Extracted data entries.
—————
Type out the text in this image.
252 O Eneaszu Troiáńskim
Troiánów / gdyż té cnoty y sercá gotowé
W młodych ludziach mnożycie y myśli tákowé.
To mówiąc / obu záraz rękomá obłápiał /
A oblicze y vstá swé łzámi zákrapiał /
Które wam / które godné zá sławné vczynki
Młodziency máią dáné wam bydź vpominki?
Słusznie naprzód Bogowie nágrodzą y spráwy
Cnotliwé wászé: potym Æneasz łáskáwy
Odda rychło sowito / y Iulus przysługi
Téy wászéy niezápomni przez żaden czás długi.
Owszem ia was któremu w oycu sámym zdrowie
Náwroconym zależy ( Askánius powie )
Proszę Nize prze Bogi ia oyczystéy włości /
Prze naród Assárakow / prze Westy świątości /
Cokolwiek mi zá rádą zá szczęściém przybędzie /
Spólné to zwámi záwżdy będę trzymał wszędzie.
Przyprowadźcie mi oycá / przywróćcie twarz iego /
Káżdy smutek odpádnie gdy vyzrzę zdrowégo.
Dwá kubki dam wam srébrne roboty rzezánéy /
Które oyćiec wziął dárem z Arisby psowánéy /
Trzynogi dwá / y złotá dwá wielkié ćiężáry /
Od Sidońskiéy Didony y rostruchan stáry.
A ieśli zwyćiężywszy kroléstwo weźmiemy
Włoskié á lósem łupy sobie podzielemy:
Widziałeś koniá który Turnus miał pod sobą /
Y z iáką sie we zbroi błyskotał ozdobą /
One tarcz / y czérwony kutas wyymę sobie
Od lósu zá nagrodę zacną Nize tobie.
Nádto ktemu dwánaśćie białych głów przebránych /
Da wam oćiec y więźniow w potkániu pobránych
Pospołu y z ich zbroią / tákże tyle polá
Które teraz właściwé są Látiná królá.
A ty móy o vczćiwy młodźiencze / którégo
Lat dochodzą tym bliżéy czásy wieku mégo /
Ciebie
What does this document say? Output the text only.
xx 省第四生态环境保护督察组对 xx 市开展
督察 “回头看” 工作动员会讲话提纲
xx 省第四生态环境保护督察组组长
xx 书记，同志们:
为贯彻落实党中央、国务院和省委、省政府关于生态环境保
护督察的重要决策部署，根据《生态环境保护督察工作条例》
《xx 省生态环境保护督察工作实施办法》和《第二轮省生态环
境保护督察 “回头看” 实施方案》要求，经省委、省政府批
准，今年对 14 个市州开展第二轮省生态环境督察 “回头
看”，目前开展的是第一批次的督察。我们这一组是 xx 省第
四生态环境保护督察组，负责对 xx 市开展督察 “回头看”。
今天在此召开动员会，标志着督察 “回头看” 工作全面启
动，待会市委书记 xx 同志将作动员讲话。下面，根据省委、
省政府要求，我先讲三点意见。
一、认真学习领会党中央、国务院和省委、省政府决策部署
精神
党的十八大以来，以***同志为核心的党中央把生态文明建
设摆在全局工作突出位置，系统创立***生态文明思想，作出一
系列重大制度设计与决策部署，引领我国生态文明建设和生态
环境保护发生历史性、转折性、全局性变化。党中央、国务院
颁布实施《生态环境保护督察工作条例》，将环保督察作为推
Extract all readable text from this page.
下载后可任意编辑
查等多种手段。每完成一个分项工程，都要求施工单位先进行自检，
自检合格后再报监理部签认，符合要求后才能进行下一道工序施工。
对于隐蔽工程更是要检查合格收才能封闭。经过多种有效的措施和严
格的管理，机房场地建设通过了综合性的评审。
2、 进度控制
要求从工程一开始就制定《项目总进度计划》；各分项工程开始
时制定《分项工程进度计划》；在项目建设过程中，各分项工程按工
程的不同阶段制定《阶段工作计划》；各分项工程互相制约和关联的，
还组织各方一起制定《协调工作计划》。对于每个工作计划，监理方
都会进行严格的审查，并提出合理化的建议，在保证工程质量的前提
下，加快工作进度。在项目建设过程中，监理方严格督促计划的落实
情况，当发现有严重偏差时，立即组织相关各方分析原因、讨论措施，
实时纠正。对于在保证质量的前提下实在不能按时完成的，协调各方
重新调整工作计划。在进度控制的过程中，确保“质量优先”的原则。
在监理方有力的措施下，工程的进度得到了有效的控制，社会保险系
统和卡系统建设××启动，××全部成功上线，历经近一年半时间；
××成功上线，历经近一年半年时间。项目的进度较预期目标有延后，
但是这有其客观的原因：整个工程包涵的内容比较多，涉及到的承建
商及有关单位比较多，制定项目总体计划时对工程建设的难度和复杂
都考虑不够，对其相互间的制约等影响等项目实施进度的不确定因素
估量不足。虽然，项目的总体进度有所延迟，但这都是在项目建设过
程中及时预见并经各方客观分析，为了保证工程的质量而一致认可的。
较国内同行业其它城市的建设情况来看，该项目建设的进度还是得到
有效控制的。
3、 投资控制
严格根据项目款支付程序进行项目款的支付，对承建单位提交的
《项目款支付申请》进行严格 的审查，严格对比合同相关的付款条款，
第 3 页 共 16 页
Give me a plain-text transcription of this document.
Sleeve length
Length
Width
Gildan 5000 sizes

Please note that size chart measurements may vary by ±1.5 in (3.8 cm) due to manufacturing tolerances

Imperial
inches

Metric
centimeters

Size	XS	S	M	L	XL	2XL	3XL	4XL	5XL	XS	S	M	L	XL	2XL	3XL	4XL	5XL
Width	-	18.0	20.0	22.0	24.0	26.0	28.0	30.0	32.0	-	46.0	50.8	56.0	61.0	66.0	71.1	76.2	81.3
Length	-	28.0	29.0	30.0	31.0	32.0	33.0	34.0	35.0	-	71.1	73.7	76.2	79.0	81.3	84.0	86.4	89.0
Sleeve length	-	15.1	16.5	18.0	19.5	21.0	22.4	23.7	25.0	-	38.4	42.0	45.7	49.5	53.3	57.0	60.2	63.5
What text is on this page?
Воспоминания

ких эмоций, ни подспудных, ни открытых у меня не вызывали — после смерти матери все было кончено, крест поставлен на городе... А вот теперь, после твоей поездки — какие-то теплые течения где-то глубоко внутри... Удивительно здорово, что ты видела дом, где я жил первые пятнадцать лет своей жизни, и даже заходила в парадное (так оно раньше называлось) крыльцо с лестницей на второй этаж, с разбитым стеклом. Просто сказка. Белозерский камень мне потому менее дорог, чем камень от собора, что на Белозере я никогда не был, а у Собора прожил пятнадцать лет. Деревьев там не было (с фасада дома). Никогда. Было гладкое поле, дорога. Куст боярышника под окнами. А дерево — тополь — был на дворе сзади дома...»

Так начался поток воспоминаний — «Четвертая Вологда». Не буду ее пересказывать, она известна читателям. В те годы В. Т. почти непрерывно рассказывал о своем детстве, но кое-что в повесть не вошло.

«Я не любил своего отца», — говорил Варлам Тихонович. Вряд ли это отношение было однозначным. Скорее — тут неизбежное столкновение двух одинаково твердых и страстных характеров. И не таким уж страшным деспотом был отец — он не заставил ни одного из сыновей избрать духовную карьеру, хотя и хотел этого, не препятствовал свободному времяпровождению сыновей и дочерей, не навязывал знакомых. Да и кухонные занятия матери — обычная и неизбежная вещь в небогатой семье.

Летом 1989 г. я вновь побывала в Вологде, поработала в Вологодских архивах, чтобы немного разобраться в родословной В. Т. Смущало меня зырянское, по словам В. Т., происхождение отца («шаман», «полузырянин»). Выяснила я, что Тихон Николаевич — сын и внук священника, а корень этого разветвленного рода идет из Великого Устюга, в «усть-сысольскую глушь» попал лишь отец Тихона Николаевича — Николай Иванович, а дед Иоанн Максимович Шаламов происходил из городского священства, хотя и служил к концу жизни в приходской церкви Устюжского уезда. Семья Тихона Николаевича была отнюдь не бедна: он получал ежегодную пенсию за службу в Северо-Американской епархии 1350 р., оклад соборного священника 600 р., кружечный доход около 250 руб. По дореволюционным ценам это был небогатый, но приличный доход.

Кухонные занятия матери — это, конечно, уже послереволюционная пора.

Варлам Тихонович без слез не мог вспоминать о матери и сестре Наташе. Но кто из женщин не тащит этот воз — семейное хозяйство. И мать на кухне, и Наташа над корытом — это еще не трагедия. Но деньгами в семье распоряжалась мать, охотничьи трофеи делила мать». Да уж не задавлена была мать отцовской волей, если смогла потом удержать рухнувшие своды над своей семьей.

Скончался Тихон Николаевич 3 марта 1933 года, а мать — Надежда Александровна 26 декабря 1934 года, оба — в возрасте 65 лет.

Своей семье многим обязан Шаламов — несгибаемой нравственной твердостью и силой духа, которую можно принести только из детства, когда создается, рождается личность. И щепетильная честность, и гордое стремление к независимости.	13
—————
Exercise aim. From the entries above, copy every line containing the word "document".

Reply to the exercise.
What does this document say? Output the text only.
Give me a plain-text transcription of this document.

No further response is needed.